> **EXERCISE**
Rewrite the following lines as a numbered list, leaving out any blank lines.

> **SUPPLIED RECORDS**
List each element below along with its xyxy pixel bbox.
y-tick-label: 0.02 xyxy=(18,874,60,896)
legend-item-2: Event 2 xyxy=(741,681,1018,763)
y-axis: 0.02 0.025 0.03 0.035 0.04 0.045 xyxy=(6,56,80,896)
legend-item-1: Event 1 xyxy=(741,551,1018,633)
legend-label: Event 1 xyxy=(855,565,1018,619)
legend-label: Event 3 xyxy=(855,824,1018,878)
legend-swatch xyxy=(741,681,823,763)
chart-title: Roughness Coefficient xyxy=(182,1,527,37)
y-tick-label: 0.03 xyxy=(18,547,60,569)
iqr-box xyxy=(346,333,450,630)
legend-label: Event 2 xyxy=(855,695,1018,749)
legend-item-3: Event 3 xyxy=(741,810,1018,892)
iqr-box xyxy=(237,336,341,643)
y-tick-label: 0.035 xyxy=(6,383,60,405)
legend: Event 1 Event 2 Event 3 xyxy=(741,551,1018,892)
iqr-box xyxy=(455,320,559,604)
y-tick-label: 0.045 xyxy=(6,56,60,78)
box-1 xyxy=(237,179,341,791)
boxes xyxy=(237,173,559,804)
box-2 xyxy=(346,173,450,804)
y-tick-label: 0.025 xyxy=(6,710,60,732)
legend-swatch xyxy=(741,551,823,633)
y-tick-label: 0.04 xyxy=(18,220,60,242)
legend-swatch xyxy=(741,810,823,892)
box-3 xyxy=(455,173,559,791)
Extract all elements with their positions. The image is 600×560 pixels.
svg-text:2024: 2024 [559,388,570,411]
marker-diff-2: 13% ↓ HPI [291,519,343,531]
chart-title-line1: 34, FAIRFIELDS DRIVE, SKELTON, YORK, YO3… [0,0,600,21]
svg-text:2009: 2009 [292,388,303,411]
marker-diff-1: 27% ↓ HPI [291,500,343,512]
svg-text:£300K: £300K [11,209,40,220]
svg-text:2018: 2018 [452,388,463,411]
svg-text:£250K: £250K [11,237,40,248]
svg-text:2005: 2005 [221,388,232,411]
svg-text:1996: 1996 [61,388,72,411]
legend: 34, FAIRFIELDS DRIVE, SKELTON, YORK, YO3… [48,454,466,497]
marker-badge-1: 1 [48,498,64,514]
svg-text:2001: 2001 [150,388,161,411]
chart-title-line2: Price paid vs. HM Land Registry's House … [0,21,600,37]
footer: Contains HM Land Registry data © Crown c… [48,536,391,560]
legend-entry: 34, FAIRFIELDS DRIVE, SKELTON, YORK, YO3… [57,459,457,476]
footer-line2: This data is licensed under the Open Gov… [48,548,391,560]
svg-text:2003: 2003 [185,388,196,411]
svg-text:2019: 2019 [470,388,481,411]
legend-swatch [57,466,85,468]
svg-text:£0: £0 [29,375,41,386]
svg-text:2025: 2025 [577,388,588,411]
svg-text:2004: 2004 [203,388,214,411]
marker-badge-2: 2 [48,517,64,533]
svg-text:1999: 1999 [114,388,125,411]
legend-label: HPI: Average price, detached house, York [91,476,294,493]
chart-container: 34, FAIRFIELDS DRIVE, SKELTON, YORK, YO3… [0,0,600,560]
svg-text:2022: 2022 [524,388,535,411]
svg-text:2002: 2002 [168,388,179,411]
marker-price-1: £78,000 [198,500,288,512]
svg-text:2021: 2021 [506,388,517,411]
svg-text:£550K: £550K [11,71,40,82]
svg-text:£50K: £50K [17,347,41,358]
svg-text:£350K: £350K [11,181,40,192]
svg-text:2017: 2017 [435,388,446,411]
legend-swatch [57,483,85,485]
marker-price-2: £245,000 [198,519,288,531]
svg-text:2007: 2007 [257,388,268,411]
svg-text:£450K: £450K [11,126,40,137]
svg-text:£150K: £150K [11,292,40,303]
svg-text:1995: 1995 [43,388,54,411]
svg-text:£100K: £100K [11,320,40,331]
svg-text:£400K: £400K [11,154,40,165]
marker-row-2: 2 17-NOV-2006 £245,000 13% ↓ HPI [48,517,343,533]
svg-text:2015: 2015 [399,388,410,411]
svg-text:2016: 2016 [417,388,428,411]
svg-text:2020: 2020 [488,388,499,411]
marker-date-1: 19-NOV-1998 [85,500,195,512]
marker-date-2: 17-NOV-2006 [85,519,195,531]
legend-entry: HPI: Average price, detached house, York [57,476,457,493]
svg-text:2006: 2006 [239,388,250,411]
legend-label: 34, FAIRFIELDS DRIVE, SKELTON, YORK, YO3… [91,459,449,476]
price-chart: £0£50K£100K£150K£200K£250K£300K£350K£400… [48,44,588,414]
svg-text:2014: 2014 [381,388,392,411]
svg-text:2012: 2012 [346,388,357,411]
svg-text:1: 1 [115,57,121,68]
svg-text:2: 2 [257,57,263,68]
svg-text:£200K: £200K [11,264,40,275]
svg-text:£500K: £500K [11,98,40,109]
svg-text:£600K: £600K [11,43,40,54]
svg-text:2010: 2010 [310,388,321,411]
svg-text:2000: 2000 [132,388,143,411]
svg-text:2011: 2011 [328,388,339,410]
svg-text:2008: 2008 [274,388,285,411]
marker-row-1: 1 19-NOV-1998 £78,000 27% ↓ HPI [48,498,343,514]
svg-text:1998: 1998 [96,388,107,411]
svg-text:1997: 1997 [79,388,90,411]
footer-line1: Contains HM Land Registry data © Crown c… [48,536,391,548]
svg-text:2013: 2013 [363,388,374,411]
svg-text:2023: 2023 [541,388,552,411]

> **IN RESPONSE**
1. List each element below along with its xyxy pixel bbox.
2. y-tick-label: 0.02 xyxy=(18,874,60,896)
3. legend-item-2: Event 2 xyxy=(741,681,1018,763)
4. y-axis: 0.02 0.025 0.03 0.035 0.04 0.045 xyxy=(6,56,80,896)
5. legend-item-1: Event 1 xyxy=(741,551,1018,633)
6. legend-label: Event 1 xyxy=(855,565,1018,619)
7. legend-label: Event 3 xyxy=(855,824,1018,878)
8. legend-swatch xyxy=(741,681,823,763)
9. chart-title: Roughness Coefficient xyxy=(182,1,527,37)
10. y-tick-label: 0.03 xyxy=(18,547,60,569)
11. iqr-box xyxy=(346,333,450,630)
12. legend-label: Event 2 xyxy=(855,695,1018,749)
13. legend-item-3: Event 3 xyxy=(741,810,1018,892)
14. iqr-box xyxy=(237,336,341,643)
15. y-tick-label: 0.035 xyxy=(6,383,60,405)
16. legend: Event 1 Event 2 Event 3 xyxy=(741,551,1018,892)
17. iqr-box xyxy=(455,320,559,604)
18. y-tick-label: 0.045 xyxy=(6,56,60,78)
19. box-1 xyxy=(237,179,341,791)
20. boxes xyxy=(237,173,559,804)
21. box-2 xyxy=(346,173,450,804)
22. y-tick-label: 0.025 xyxy=(6,710,60,732)
23. legend-swatch xyxy=(741,551,823,633)
24. y-tick-label: 0.04 xyxy=(18,220,60,242)
25. legend-swatch xyxy=(741,810,823,892)
26. box-3 xyxy=(455,173,559,791)
27. Extract all elements with their positions. The image is 600×560 pixels.
28. svg-text:2024: 2024 [559,388,570,411]
29. marker-diff-2: 13% ↓ HPI [291,519,343,531]
30. chart-title-line1: 34, FAIRFIELDS DRIVE, SKELTON, YORK, YO3… [0,0,600,21]
31. svg-text:2009: 2009 [292,388,303,411]
32. marker-diff-1: 27% ↓ HPI [291,500,343,512]
33. svg-text:£300K: £300K [11,209,40,220]
34. svg-text:2018: 2018 [452,388,463,411]
35. svg-text:£250K: £250K [11,237,40,248]
36. svg-text:2005: 2005 [221,388,232,411]
37. svg-text:1996: 1996 [61,388,72,411]
38. legend: 34, FAIRFIELDS DRIVE, SKELTON, YORK, YO3… [48,454,466,497]
39. marker-badge-1: 1 [48,498,64,514]
40. svg-text:2001: 2001 [150,388,161,411]
41. chart-title-line2: Price paid vs. HM Land Registry's House … [0,21,600,37]
42. footer: Contains HM Land Registry data © Crown c… [48,536,391,560]
43. legend-entry: 34, FAIRFIELDS DRIVE, SKELTON, YORK, YO3… [57,459,457,476]
44. footer-line2: This data is licensed under the Open Gov… [48,548,391,560]
45. svg-text:2003: 2003 [185,388,196,411]
46. svg-text:2019: 2019 [470,388,481,411]
47. legend-swatch [57,466,85,468]
48. svg-text:£0: £0 [29,375,41,386]
49. svg-text:2025: 2025 [577,388,588,411]
50. svg-text:2004: 2004 [203,388,214,411]
51. marker-badge-2: 2 [48,517,64,533]
52. svg-text:1999: 1999 [114,388,125,411]
53. legend-label: HPI: Average price, detached house, York [91,476,294,493]
54. chart-container: 34, FAIRFIELDS DRIVE, SKELTON, YORK, YO3… [0,0,600,560]
55. svg-text:2022: 2022 [524,388,535,411]
56. svg-text:2002: 2002 [168,388,179,411]
57. marker-price-1: £78,000 [198,500,288,512]
58. svg-text:2021: 2021 [506,388,517,411]
59. svg-text:£550K: £550K [11,71,40,82]
60. svg-text:£50K: £50K [17,347,41,358]
61. svg-text:£350K: £350K [11,181,40,192]
62. svg-text:2017: 2017 [435,388,446,411]
63. legend-swatch [57,483,85,485]
64. marker-price-2: £245,000 [198,519,288,531]
65. svg-text:2007: 2007 [257,388,268,411]
66. svg-text:£450K: £450K [11,126,40,137]
67. svg-text:£150K: £150K [11,292,40,303]
68. svg-text:1995: 1995 [43,388,54,411]
69. svg-text:£100K: £100K [11,320,40,331]
70. svg-text:£400K: £400K [11,154,40,165]
71. marker-row-2: 2 17-NOV-2006 £245,000 13% ↓ HPI [48,517,343,533]
72. svg-text:2015: 2015 [399,388,410,411]
73. svg-text:2016: 2016 [417,388,428,411]
74. svg-text:2020: 2020 [488,388,499,411]
75. marker-date-1: 19-NOV-1998 [85,500,195,512]
76. marker-date-2: 17-NOV-2006 [85,519,195,531]
77. legend-entry: HPI: Average price, detached house, York [57,476,457,493]
78. svg-text:2006: 2006 [239,388,250,411]
79. legend-label: 34, FAIRFIELDS DRIVE, SKELTON, YORK, YO3… [91,459,449,476]
80. price-chart: £0£50K£100K£150K£200K£250K£300K£350K£400… [48,44,588,414]
81. svg-text:2014: 2014 [381,388,392,411]
82. svg-text:2012: 2012 [346,388,357,411]
83. svg-text:1: 1 [115,57,121,68]
84. svg-text:2: 2 [257,57,263,68]
85. svg-text:£200K: £200K [11,264,40,275]
86. svg-text:£500K: £500K [11,98,40,109]
87. svg-text:£600K: £600K [11,43,40,54]
88. svg-text:2010: 2010 [310,388,321,411]
89. svg-text:2000: 2000 [132,388,143,411]
90. svg-text:2011: 2011 [328,388,339,410]
91. svg-text:2008: 2008 [274,388,285,411]
92. marker-row-1: 1 19-NOV-1998 £78,000 27% ↓ HPI [48,498,343,514]
93. svg-text:1998: 1998 [96,388,107,411]
94. svg-text:1997: 1997 [79,388,90,411]
95. footer-line1: Contains HM Land Registry data © Crown c… [48,536,391,548]
96. svg-text:2013: 2013 [363,388,374,411]
97. svg-text:2023: 2023 [541,388,552,411]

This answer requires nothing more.